Required work:
Repeat the lines of the records below exactly, everything from the line containing "- tree-item-label: UI: [57, 682, 68, 695]" down to the line containing "- chevron-down-icon: ⌄: [364, 26, 372, 36]", with both of those lines included.

▽

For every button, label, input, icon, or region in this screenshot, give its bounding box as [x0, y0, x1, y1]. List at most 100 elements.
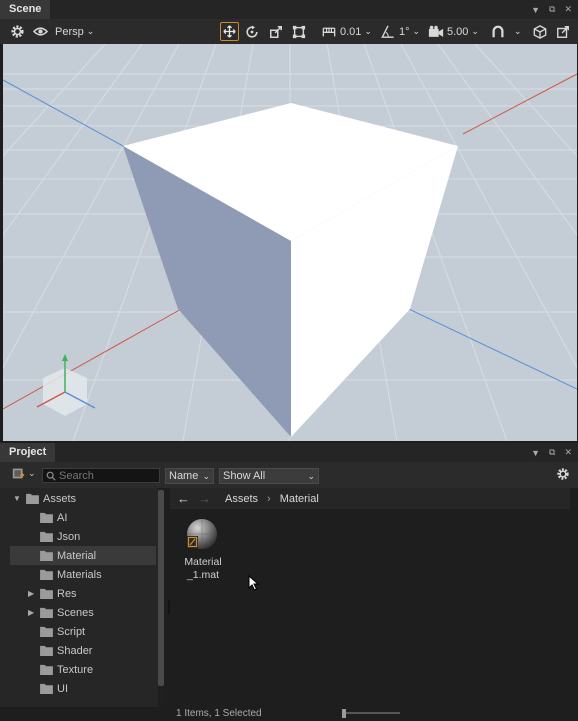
- tree-item-label: UI: [57, 682, 68, 695]
- expand-arrow-icon[interactable]: ▼: [13, 494, 21, 503]
- panel-restore-icon[interactable]: ⧉: [549, 4, 555, 15]
- asset-name-line: _1.mat: [186, 569, 220, 581]
- expand-arrow-icon[interactable]: ▶: [28, 608, 34, 617]
- zoom-slider-thumb[interactable]: [342, 709, 346, 718]
- chevron-down-icon: ⌄: [364, 26, 372, 36]
- panel-restore-icon[interactable]: ⧉: [549, 447, 555, 458]
- tree-scrollbar[interactable]: [158, 488, 165, 707]
- folder-icon: [40, 550, 53, 561]
- cube-view-icon[interactable]: [533, 22, 547, 41]
- scene-tab[interactable]: Scene: [0, 0, 51, 19]
- scrollbar-thumb[interactable]: [158, 490, 164, 686]
- folder-tree: ▼ Assets AI Json Material Materials ▶ Re…: [0, 488, 158, 707]
- folder-icon: [26, 493, 39, 504]
- folder-icon: [40, 569, 53, 580]
- panel-menu-icon[interactable]: ▼: [531, 448, 540, 458]
- gear-icon[interactable]: [10, 22, 25, 41]
- settings-gear-icon[interactable]: [556, 467, 570, 484]
- back-arrow-icon[interactable]: ←: [177, 491, 190, 506]
- chevron-down-icon: ⌄: [202, 471, 210, 481]
- asset-name: Material _1.mat: [178, 556, 228, 582]
- ruler-icon: [322, 27, 336, 37]
- breadcrumb: ← → Assets › Material: [170, 488, 570, 509]
- search-input[interactable]: [59, 469, 154, 482]
- camera-icon: [428, 25, 444, 37]
- magnet-icon[interactable]: [491, 22, 505, 41]
- tree-item-label: Scenes: [57, 606, 94, 619]
- sort-label: Name: [169, 470, 199, 482]
- rotate-tool-icon[interactable]: [245, 22, 259, 41]
- tree-item-res[interactable]: ▶ Res: [10, 584, 156, 603]
- folder-icon: [40, 664, 53, 675]
- project-toolbar: ⌄ Name ⌄ Show All ⌄: [0, 462, 578, 488]
- snap-rotate-value: 1°: [399, 25, 410, 38]
- chevron-down-icon: ⌄: [307, 471, 315, 481]
- create-asset-icon: [12, 468, 25, 479]
- camera-mode-dropdown[interactable]: Persp ⌄: [55, 22, 94, 41]
- tree-item-ai[interactable]: AI: [10, 508, 156, 527]
- snap-move-value: 0.01: [340, 25, 362, 38]
- tree-item-label: Shader: [57, 644, 93, 657]
- chevron-down-icon: ⌄: [86, 26, 95, 36]
- tree-item-label: Texture: [57, 663, 94, 676]
- rect-tool-icon[interactable]: [292, 22, 306, 41]
- tree-item-script[interactable]: Script: [10, 622, 156, 641]
- snap-rotate-dropdown[interactable]: 1° ⌄: [381, 22, 420, 41]
- maximize-icon[interactable]: [556, 22, 570, 41]
- tree-item-material[interactable]: Material: [10, 546, 156, 565]
- breadcrumb-assets[interactable]: Assets: [225, 493, 258, 505]
- search-box[interactable]: [42, 468, 160, 483]
- filter-dropdown[interactable]: Show All ⌄: [219, 468, 319, 484]
- filter-label: Show All: [223, 470, 266, 482]
- tree-item-scenes[interactable]: ▶ Scenes: [10, 603, 156, 622]
- chevron-down-icon: ⌄: [471, 26, 479, 36]
- scale-tool-icon[interactable]: [269, 22, 283, 41]
- tree-item-ui[interactable]: UI: [10, 679, 156, 698]
- camera-speed-value: 5.00: [447, 25, 469, 38]
- panel-menu-icon[interactable]: ▼: [531, 5, 540, 15]
- folder-icon: [40, 683, 53, 694]
- tree-item-label: AI: [57, 511, 68, 524]
- folder-icon: [40, 607, 53, 618]
- asset-item[interactable]: Material _1.mat: [178, 518, 228, 582]
- tree-item-assets[interactable]: ▼ Assets: [10, 489, 156, 508]
- panel-close-icon[interactable]: ✕: [564, 4, 572, 15]
- chevron-down-icon: ⌄: [28, 468, 36, 478]
- visibility-icon[interactable]: [33, 22, 48, 41]
- tree-item-label: Script: [57, 625, 86, 638]
- asset-name-line: Material: [184, 556, 222, 568]
- project-panel-header: Project ▼ ⧉ ✕: [0, 443, 578, 462]
- move-tool-icon[interactable]: [220, 22, 239, 41]
- chevron-down-icon: ⌄: [412, 26, 421, 36]
- forward-arrow-icon[interactable]: →: [198, 491, 211, 506]
- chevron-down-icon[interactable]: ⌄: [514, 22, 522, 41]
- folder-icon: [40, 645, 53, 656]
- camera-mode-label: Persp: [55, 25, 84, 38]
- zoom-slider[interactable]: [342, 709, 400, 718]
- tree-item-json[interactable]: Json: [10, 527, 156, 546]
- folder-icon: [40, 531, 53, 542]
- angle-icon: [381, 25, 394, 38]
- snap-move-dropdown[interactable]: 0.01 ⌄: [322, 22, 372, 41]
- scene-toolbar: Persp ⌄ 0.01 ⌄ 1° ⌄ 5.00 ⌄ ⌄: [0, 19, 578, 44]
- tree-item-shader[interactable]: Shader: [10, 641, 156, 660]
- tree-item-texture[interactable]: Texture: [10, 660, 156, 679]
- tree-item-materials[interactable]: Materials: [10, 565, 156, 584]
- expand-arrow-icon[interactable]: ▶: [28, 589, 34, 598]
- project-tab[interactable]: Project: [0, 443, 56, 462]
- scene-panel-header: Scene ▼ ⧉ ✕: [0, 0, 578, 19]
- breadcrumb-material[interactable]: Material: [280, 493, 319, 505]
- asset-browser: ← → Assets › Material Material _1.mat: [170, 488, 577, 707]
- material-sphere-icon: [187, 519, 217, 549]
- camera-speed-dropdown[interactable]: 5.00 ⌄: [428, 22, 479, 41]
- create-dropdown[interactable]: ⌄: [12, 467, 36, 480]
- folder-icon: [40, 626, 53, 637]
- tree-item-label: Res: [57, 587, 77, 600]
- tree-item-label: Materials: [57, 568, 102, 581]
- sort-dropdown[interactable]: Name ⌄: [165, 468, 214, 484]
- scene-viewport[interactable]: [3, 44, 577, 441]
- folder-icon: [40, 512, 53, 523]
- folder-icon: [40, 588, 53, 599]
- panel-close-icon[interactable]: ✕: [564, 447, 572, 458]
- mouse-cursor-icon: [248, 575, 259, 591]
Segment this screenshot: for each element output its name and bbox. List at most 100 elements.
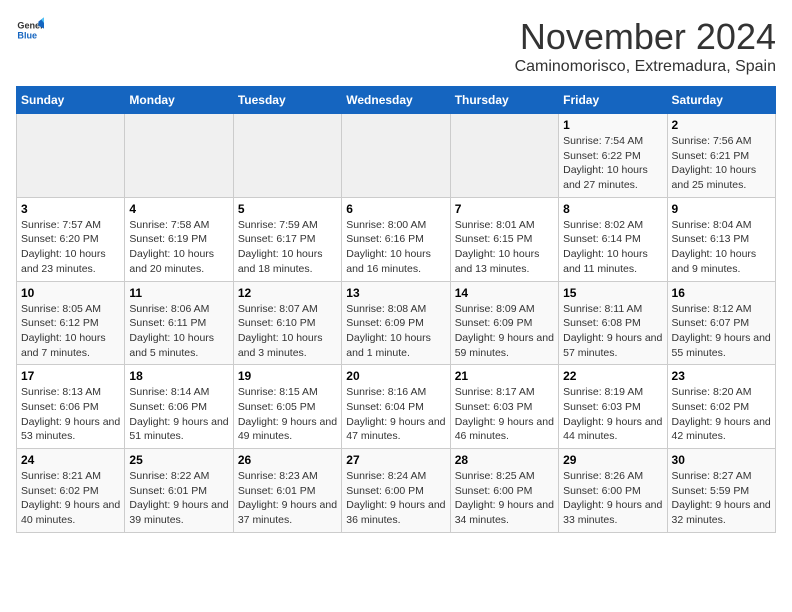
calendar-cell <box>17 114 125 198</box>
day-number: 16 <box>672 286 771 300</box>
calendar-cell: 22 Sunrise: 8:19 AMSunset: 6:03 PMDayligh… <box>559 365 667 449</box>
calendar-cell: 5Sunrise: 7:59 AMSunset: 6:17 PMDaylight… <box>233 197 341 281</box>
day-info: Sunrise: 8:01 AMSunset: 6:15 PMDaylight:… <box>455 218 554 277</box>
day-info: Sunrise: 8:06 AMSunset: 6:11 PMDaylight:… <box>129 302 228 361</box>
calendar-cell: 1 Sunrise: 7:54 AMSunset: 6:22 PMDaylight… <box>559 114 667 198</box>
day-info: Sunrise: 8:07 AMSunset: 6:10 PMDaylight:… <box>238 302 337 361</box>
day-number: 25 <box>129 453 228 467</box>
day-number: 23 <box>672 369 771 383</box>
calendar-cell: 10 Sunrise: 8:05 AMSunset: 6:12 PMDayligh… <box>17 281 125 365</box>
day-info: Sunrise: 8:00 AMSunset: 6:16 PMDaylight:… <box>346 218 445 277</box>
calendar-cell: 12 Sunrise: 8:07 AMSunset: 6:10 PMDayligh… <box>233 281 341 365</box>
calendar-cell: 3Sunrise: 7:57 AMSunset: 6:20 PMDaylight… <box>17 197 125 281</box>
calendar-cell: 23 Sunrise: 8:20 AMSunset: 6:02 PMDayligh… <box>667 365 775 449</box>
day-number: 26 <box>238 453 337 467</box>
day-info: Sunrise: 7:59 AMSunset: 6:17 PMDaylight:… <box>238 218 337 277</box>
calendar-cell: 11Sunrise: 8:06 AMSunset: 6:11 PMDayligh… <box>125 281 233 365</box>
day-info: Sunrise: 8:15 AMSunset: 6:05 PMDaylight:… <box>238 385 337 444</box>
calendar-cell: 20Sunrise: 8:16 AMSunset: 6:04 PMDayligh… <box>342 365 450 449</box>
calendar-cell: 14 Sunrise: 8:09 AMSunset: 6:09 PMDayligh… <box>450 281 558 365</box>
day-of-week-header: Friday <box>559 87 667 114</box>
calendar-cell: 6 Sunrise: 8:00 AMSunset: 6:16 PMDaylight… <box>342 197 450 281</box>
calendar-cell: 13 Sunrise: 8:08 AMSunset: 6:09 PMDayligh… <box>342 281 450 365</box>
day-of-week-header: Tuesday <box>233 87 341 114</box>
calendar-cell <box>233 114 341 198</box>
logo-icon: General Blue <box>16 16 44 44</box>
day-number: 17 <box>21 369 120 383</box>
day-number: 6 <box>346 202 445 216</box>
day-number: 22 <box>563 369 662 383</box>
calendar-cell: 18 Sunrise: 8:14 AMSunset: 6:06 PMDayligh… <box>125 365 233 449</box>
day-number: 18 <box>129 369 228 383</box>
day-number: 24 <box>21 453 120 467</box>
calendar-cell: 16Sunrise: 8:12 AMSunset: 6:07 PMDayligh… <box>667 281 775 365</box>
day-number: 10 <box>21 286 120 300</box>
day-info: Sunrise: 8:02 AMSunset: 6:14 PMDaylight:… <box>563 218 662 277</box>
calendar-cell <box>342 114 450 198</box>
calendar-cell: 30Sunrise: 8:27 AMSunset: 5:59 PMDayligh… <box>667 449 775 533</box>
day-number: 12 <box>238 286 337 300</box>
day-info: Sunrise: 8:24 AMSunset: 6:00 PMDaylight:… <box>346 469 445 528</box>
day-info: Sunrise: 8:22 AMSunset: 6:01 PMDaylight:… <box>129 469 228 528</box>
day-number: 13 <box>346 286 445 300</box>
logo: General Blue <box>16 16 44 44</box>
calendar-cell: 7 Sunrise: 8:01 AMSunset: 6:15 PMDaylight… <box>450 197 558 281</box>
day-info: Sunrise: 8:11 AMSunset: 6:08 PMDaylight:… <box>563 302 662 361</box>
day-info: Sunrise: 7:54 AMSunset: 6:22 PMDaylight:… <box>563 134 662 193</box>
day-number: 27 <box>346 453 445 467</box>
calendar-cell: 15 Sunrise: 8:11 AMSunset: 6:08 PMDayligh… <box>559 281 667 365</box>
day-info: Sunrise: 8:20 AMSunset: 6:02 PMDaylight:… <box>672 385 771 444</box>
day-info: Sunrise: 8:27 AMSunset: 5:59 PMDaylight:… <box>672 469 771 528</box>
day-info: Sunrise: 8:13 AMSunset: 6:06 PMDaylight:… <box>21 385 120 444</box>
calendar-body: 1 Sunrise: 7:54 AMSunset: 6:22 PMDaylight… <box>17 114 776 533</box>
calendar-cell: 2 Sunrise: 7:56 AMSunset: 6:21 PMDaylight… <box>667 114 775 198</box>
calendar-cell: 19 Sunrise: 8:15 AMSunset: 6:05 PMDayligh… <box>233 365 341 449</box>
day-info: Sunrise: 8:14 AMSunset: 6:06 PMDaylight:… <box>129 385 228 444</box>
day-info: Sunrise: 8:26 AMSunset: 6:00 PMDaylight:… <box>563 469 662 528</box>
calendar-cell: 21 Sunrise: 8:17 AMSunset: 6:03 PMDayligh… <box>450 365 558 449</box>
calendar-week-row: 3Sunrise: 7:57 AMSunset: 6:20 PMDaylight… <box>17 197 776 281</box>
calendar-table: SundayMondayTuesdayWednesdayThursdayFrid… <box>16 86 776 533</box>
calendar-cell: 27 Sunrise: 8:24 AMSunset: 6:00 PMDayligh… <box>342 449 450 533</box>
day-info: Sunrise: 8:08 AMSunset: 6:09 PMDaylight:… <box>346 302 445 361</box>
day-number: 4 <box>129 202 228 216</box>
day-number: 7 <box>455 202 554 216</box>
day-info: Sunrise: 8:25 AMSunset: 6:00 PMDaylight:… <box>455 469 554 528</box>
day-number: 9 <box>672 202 771 216</box>
calendar-cell: 25 Sunrise: 8:22 AMSunset: 6:01 PMDayligh… <box>125 449 233 533</box>
day-number: 15 <box>563 286 662 300</box>
day-headers-row: SundayMondayTuesdayWednesdayThursdayFrid… <box>17 87 776 114</box>
day-number: 29 <box>563 453 662 467</box>
day-info: Sunrise: 8:19 AMSunset: 6:03 PMDaylight:… <box>563 385 662 444</box>
day-number: 21 <box>455 369 554 383</box>
day-of-week-header: Thursday <box>450 87 558 114</box>
day-info: Sunrise: 8:09 AMSunset: 6:09 PMDaylight:… <box>455 302 554 361</box>
calendar-cell: 4Sunrise: 7:58 AMSunset: 6:19 PMDaylight… <box>125 197 233 281</box>
day-of-week-header: Saturday <box>667 87 775 114</box>
day-number: 14 <box>455 286 554 300</box>
svg-text:Blue: Blue <box>17 30 37 40</box>
day-info: Sunrise: 8:05 AMSunset: 6:12 PMDaylight:… <box>21 302 120 361</box>
calendar-cell: 9Sunrise: 8:04 AMSunset: 6:13 PMDaylight… <box>667 197 775 281</box>
day-info: Sunrise: 8:21 AMSunset: 6:02 PMDaylight:… <box>21 469 120 528</box>
day-number: 2 <box>672 118 771 132</box>
calendar-cell: 26Sunrise: 8:23 AMSunset: 6:01 PMDayligh… <box>233 449 341 533</box>
calendar-cell: 28Sunrise: 8:25 AMSunset: 6:00 PMDayligh… <box>450 449 558 533</box>
day-number: 8 <box>563 202 662 216</box>
calendar-cell: 17 Sunrise: 8:13 AMSunset: 6:06 PMDayligh… <box>17 365 125 449</box>
day-number: 19 <box>238 369 337 383</box>
day-number: 1 <box>563 118 662 132</box>
day-of-week-header: Wednesday <box>342 87 450 114</box>
day-info: Sunrise: 8:17 AMSunset: 6:03 PMDaylight:… <box>455 385 554 444</box>
calendar-cell <box>125 114 233 198</box>
day-of-week-header: Monday <box>125 87 233 114</box>
location-subtitle: Caminomorisco, Extremadura, Spain <box>515 58 776 76</box>
calendar-week-row: 17 Sunrise: 8:13 AMSunset: 6:06 PMDayligh… <box>17 365 776 449</box>
calendar-cell: 8 Sunrise: 8:02 AMSunset: 6:14 PMDaylight… <box>559 197 667 281</box>
calendar-week-row: 24 Sunrise: 8:21 AMSunset: 6:02 PMDayligh… <box>17 449 776 533</box>
calendar-cell: 29 Sunrise: 8:26 AMSunset: 6:00 PMDayligh… <box>559 449 667 533</box>
month-title: November 2024 <box>515 16 776 58</box>
page-header: General Blue November 2024 Caminomorisco… <box>16 16 776 76</box>
day-info: Sunrise: 7:57 AMSunset: 6:20 PMDaylight:… <box>21 218 120 277</box>
day-info: Sunrise: 7:56 AMSunset: 6:21 PMDaylight:… <box>672 134 771 193</box>
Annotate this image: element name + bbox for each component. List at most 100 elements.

△

Written solution:
- tree-item-label: UI: [57, 682, 68, 695]
- expand-arrow-icon[interactable]: ▼: [13, 494, 21, 503]
- panel-restore-icon[interactable]: ⧉: [549, 4, 555, 15]
- asset-name-line: _1.mat: [186, 569, 220, 581]
- expand-arrow-icon[interactable]: ▶: [28, 608, 34, 617]
- zoom-slider-thumb[interactable]: [342, 709, 346, 718]
- chevron-down-icon: ⌄: [364, 26, 372, 36]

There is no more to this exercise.